**SUPPLIED INFORMATION:**
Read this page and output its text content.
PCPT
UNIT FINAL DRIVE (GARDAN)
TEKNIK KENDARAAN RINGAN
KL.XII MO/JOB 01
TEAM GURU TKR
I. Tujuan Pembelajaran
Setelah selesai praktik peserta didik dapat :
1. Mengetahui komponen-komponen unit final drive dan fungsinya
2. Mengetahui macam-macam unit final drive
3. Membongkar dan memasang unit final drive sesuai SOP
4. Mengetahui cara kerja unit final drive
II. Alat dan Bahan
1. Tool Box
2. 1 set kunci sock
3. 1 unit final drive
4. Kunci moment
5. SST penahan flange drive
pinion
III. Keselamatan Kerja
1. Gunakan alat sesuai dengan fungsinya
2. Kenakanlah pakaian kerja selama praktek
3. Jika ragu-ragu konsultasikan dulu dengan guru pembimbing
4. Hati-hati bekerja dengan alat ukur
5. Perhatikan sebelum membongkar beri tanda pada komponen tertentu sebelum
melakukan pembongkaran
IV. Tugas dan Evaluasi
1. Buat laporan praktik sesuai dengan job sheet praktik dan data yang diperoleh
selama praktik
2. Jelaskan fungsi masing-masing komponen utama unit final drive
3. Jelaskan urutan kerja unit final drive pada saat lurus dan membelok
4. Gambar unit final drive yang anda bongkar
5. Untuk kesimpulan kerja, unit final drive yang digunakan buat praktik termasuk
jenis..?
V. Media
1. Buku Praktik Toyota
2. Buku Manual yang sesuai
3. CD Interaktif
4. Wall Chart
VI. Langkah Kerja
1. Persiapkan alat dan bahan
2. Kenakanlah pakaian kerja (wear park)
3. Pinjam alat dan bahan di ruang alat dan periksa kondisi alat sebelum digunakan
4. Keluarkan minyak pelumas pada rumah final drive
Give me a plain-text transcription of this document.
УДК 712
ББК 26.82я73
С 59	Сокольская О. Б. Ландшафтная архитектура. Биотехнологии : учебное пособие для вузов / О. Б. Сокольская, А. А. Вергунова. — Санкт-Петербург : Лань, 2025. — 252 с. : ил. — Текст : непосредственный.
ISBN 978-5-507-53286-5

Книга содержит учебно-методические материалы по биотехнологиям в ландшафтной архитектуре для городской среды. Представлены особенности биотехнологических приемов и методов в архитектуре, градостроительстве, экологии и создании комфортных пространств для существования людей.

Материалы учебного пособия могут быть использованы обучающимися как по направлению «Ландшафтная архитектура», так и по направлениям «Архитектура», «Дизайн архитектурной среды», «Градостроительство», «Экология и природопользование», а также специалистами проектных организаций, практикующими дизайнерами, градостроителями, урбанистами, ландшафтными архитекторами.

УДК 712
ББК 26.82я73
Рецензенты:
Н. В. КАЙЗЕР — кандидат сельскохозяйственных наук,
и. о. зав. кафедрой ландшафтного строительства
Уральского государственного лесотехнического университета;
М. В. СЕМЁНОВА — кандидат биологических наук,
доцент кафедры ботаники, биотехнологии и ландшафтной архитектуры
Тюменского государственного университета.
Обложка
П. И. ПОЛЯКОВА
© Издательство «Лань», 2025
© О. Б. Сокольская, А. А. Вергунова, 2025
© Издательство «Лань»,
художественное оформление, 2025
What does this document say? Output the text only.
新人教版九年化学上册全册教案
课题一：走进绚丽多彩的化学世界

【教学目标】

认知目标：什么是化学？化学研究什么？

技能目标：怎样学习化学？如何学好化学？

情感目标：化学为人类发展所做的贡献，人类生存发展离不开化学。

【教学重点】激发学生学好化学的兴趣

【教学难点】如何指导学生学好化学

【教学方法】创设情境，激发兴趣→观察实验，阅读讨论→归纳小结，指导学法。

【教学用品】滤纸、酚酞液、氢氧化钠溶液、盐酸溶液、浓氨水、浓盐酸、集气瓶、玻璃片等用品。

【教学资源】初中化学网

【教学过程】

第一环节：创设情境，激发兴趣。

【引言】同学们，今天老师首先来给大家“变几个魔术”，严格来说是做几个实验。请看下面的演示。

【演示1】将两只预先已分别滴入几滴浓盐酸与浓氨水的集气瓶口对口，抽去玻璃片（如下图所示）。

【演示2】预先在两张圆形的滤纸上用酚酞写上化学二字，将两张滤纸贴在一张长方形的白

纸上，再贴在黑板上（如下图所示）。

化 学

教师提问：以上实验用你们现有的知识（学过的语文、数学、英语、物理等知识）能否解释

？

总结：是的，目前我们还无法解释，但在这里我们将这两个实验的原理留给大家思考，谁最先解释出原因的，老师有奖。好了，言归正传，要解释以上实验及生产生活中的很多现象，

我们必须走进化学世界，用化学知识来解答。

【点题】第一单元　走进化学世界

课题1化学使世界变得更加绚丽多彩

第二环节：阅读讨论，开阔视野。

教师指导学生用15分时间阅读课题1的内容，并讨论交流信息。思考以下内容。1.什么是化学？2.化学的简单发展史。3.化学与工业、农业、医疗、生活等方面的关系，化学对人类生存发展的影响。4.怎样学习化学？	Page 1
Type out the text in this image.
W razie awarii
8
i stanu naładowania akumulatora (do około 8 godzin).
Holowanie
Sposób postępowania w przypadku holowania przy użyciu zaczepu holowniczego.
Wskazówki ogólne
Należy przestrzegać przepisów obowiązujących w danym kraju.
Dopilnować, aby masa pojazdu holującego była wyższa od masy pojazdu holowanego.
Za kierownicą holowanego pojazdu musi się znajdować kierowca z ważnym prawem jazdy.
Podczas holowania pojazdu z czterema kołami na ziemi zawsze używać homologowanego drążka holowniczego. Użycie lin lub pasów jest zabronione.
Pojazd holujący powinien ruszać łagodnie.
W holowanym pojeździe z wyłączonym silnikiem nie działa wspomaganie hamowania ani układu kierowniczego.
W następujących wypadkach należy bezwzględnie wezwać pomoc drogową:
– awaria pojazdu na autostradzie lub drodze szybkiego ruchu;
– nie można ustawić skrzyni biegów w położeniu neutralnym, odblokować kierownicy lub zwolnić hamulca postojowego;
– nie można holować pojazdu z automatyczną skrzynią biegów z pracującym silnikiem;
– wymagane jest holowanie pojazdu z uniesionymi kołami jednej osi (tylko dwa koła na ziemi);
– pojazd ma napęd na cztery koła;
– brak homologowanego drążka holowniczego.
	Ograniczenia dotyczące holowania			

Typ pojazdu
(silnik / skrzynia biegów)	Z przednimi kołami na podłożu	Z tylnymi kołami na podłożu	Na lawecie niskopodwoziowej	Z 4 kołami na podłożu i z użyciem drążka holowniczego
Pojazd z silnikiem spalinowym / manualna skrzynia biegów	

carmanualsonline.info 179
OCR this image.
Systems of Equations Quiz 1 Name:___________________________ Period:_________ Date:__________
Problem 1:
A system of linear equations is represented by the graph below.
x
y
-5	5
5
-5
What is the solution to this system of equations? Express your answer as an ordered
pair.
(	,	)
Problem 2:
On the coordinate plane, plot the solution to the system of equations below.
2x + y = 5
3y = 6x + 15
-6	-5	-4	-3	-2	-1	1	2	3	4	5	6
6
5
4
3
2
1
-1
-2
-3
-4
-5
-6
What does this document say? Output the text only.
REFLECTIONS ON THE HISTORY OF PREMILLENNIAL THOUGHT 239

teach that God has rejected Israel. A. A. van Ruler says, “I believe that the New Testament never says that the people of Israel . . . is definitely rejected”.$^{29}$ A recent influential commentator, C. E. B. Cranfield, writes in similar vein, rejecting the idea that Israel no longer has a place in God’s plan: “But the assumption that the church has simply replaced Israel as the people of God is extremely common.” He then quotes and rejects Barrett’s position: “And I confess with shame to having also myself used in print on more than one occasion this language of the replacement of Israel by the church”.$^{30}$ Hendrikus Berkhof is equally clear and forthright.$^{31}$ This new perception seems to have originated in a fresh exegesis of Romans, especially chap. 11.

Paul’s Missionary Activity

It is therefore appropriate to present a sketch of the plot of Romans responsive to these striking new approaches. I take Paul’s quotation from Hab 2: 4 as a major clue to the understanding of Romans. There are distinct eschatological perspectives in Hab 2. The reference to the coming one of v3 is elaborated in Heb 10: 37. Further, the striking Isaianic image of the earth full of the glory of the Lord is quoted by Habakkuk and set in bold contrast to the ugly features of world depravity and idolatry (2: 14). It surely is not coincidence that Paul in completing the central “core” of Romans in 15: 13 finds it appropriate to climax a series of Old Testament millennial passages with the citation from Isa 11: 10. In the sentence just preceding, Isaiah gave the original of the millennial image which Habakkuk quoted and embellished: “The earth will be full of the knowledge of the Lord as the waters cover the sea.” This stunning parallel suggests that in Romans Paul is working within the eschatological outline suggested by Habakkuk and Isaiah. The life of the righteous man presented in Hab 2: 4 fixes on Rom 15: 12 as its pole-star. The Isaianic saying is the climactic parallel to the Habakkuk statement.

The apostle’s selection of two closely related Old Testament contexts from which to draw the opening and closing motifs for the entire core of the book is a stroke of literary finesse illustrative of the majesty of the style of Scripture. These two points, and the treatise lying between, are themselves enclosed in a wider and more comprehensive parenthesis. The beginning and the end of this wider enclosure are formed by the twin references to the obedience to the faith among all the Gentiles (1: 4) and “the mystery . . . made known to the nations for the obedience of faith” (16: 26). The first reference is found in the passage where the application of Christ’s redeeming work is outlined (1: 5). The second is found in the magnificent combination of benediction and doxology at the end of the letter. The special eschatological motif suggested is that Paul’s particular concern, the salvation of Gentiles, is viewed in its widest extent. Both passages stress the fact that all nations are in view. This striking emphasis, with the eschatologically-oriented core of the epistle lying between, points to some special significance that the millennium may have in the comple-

**WHAT YOU ARE ASKED TO DO:** Check every line of the data, and copy the ones that contain "fungsinya".

**EXERCISE RESULT:**
1. Mengetahui komponen-komponen unit final drive dan fungsinya
1. Gunakan alat sesuai dengan fungsinya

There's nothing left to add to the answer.